- _Short problem_
Reproduce each line exactly. Skip none.

--- Start of Information shown ---

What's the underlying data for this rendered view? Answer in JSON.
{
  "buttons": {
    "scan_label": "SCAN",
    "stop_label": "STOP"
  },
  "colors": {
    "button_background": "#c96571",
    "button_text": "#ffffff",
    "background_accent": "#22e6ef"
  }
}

--- End of Information shown ---

- _Worked answer_
What's the underlying data for this rendered view? Answer in JSON.
{
  "buttons": {
    "scan_label": "SCAN",
    "stop_label": "STOP"
  },
  "colors": {
    "button_background": "#c96571",
    "button_text": "#ffffff",
    "background_accent": "#22e6ef"
  }
}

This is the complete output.